**AIM:** Extract every line from the start of the records up to and including the line with "x-axis-tick-label: 2 <box>462", and reproduce each one unchanged.

**MATERIALS PROVIDED:**
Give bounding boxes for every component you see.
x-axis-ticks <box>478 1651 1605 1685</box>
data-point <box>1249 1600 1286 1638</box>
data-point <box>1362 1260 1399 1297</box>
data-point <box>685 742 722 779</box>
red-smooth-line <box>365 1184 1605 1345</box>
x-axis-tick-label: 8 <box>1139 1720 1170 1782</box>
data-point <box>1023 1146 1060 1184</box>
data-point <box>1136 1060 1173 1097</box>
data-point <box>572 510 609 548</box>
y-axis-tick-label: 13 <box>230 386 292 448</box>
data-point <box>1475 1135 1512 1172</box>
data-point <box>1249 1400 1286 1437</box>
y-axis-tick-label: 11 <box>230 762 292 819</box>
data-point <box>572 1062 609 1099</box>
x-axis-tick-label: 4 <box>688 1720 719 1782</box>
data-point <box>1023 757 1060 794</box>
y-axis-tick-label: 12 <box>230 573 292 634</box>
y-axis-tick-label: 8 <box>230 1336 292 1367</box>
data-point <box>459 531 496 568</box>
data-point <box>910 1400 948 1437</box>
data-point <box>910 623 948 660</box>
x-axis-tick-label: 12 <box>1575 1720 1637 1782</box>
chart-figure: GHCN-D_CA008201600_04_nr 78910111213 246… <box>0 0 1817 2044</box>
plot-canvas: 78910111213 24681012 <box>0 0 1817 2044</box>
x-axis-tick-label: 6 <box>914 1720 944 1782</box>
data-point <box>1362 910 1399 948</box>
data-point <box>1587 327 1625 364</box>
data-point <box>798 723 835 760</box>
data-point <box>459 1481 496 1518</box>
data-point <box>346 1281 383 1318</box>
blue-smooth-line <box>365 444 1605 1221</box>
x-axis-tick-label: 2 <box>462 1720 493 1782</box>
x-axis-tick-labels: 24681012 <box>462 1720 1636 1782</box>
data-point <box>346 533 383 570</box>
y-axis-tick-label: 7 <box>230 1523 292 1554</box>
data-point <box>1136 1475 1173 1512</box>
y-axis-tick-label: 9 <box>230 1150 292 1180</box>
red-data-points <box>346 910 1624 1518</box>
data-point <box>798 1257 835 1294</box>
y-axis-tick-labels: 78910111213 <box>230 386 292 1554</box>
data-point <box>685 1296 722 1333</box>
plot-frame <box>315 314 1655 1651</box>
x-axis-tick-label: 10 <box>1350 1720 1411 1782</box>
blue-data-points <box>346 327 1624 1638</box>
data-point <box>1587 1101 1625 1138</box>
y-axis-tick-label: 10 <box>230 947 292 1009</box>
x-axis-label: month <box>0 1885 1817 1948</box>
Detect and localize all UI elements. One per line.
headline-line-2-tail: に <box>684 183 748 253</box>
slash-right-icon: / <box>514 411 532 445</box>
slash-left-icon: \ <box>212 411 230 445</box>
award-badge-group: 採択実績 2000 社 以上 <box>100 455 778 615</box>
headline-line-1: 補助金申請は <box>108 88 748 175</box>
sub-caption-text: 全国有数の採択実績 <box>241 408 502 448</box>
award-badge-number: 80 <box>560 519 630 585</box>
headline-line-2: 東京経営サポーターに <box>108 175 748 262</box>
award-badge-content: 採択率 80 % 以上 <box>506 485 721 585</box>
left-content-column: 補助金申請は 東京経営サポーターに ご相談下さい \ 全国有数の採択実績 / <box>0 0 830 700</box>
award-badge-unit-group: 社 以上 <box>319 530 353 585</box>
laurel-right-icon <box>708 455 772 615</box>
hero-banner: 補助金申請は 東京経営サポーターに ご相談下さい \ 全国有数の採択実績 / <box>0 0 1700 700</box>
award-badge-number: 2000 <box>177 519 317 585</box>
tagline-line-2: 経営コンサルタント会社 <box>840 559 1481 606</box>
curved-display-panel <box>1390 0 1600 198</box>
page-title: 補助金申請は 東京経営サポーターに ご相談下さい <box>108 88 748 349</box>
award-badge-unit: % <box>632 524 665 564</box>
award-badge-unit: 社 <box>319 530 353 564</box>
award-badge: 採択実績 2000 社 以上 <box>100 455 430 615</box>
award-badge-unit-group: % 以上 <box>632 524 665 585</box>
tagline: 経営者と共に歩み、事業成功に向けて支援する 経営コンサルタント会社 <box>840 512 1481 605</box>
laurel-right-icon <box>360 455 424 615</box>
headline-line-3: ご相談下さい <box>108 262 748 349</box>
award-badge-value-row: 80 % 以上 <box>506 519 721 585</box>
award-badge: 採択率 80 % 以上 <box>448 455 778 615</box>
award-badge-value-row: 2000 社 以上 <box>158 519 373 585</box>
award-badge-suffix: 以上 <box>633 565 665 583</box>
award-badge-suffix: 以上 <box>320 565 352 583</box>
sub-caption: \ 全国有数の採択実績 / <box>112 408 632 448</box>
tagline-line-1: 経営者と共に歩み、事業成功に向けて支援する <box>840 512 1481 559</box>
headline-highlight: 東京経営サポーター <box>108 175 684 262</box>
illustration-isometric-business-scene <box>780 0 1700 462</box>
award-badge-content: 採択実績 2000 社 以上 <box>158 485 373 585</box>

**EXERCISE RESULT:**
Give bounding boxes for every component you see.
x-axis-ticks <box>478 1651 1605 1685</box>
data-point <box>1249 1600 1286 1638</box>
data-point <box>1362 1260 1399 1297</box>
data-point <box>685 742 722 779</box>
red-smooth-line <box>365 1184 1605 1345</box>
x-axis-tick-label: 8 <box>1139 1720 1170 1782</box>
data-point <box>1023 1146 1060 1184</box>
data-point <box>1136 1060 1173 1097</box>
data-point <box>572 510 609 548</box>
y-axis-tick-label: 13 <box>230 386 292 448</box>
data-point <box>1475 1135 1512 1172</box>
data-point <box>1249 1400 1286 1437</box>
y-axis-tick-label: 11 <box>230 762 292 819</box>
data-point <box>572 1062 609 1099</box>
x-axis-tick-label: 4 <box>688 1720 719 1782</box>
data-point <box>1023 757 1060 794</box>
y-axis-tick-label: 12 <box>230 573 292 634</box>
y-axis-tick-label: 8 <box>230 1336 292 1367</box>
data-point <box>459 531 496 568</box>
data-point <box>910 1400 948 1437</box>
data-point <box>910 623 948 660</box>
x-axis-tick-label: 12 <box>1575 1720 1637 1782</box>
chart-figure: GHCN-D_CA008201600_04_nr 78910111213 246… <box>0 0 1817 2044</box>
plot-canvas: 78910111213 24681012 <box>0 0 1817 2044</box>
x-axis-tick-label: 6 <box>914 1720 944 1782</box>
data-point <box>1362 910 1399 948</box>
data-point <box>1587 327 1625 364</box>
data-point <box>798 723 835 760</box>
data-point <box>459 1481 496 1518</box>
data-point <box>346 1281 383 1318</box>
blue-smooth-line <box>365 444 1605 1221</box>
x-axis-tick-label: 2 <box>462 1720 493 1782</box>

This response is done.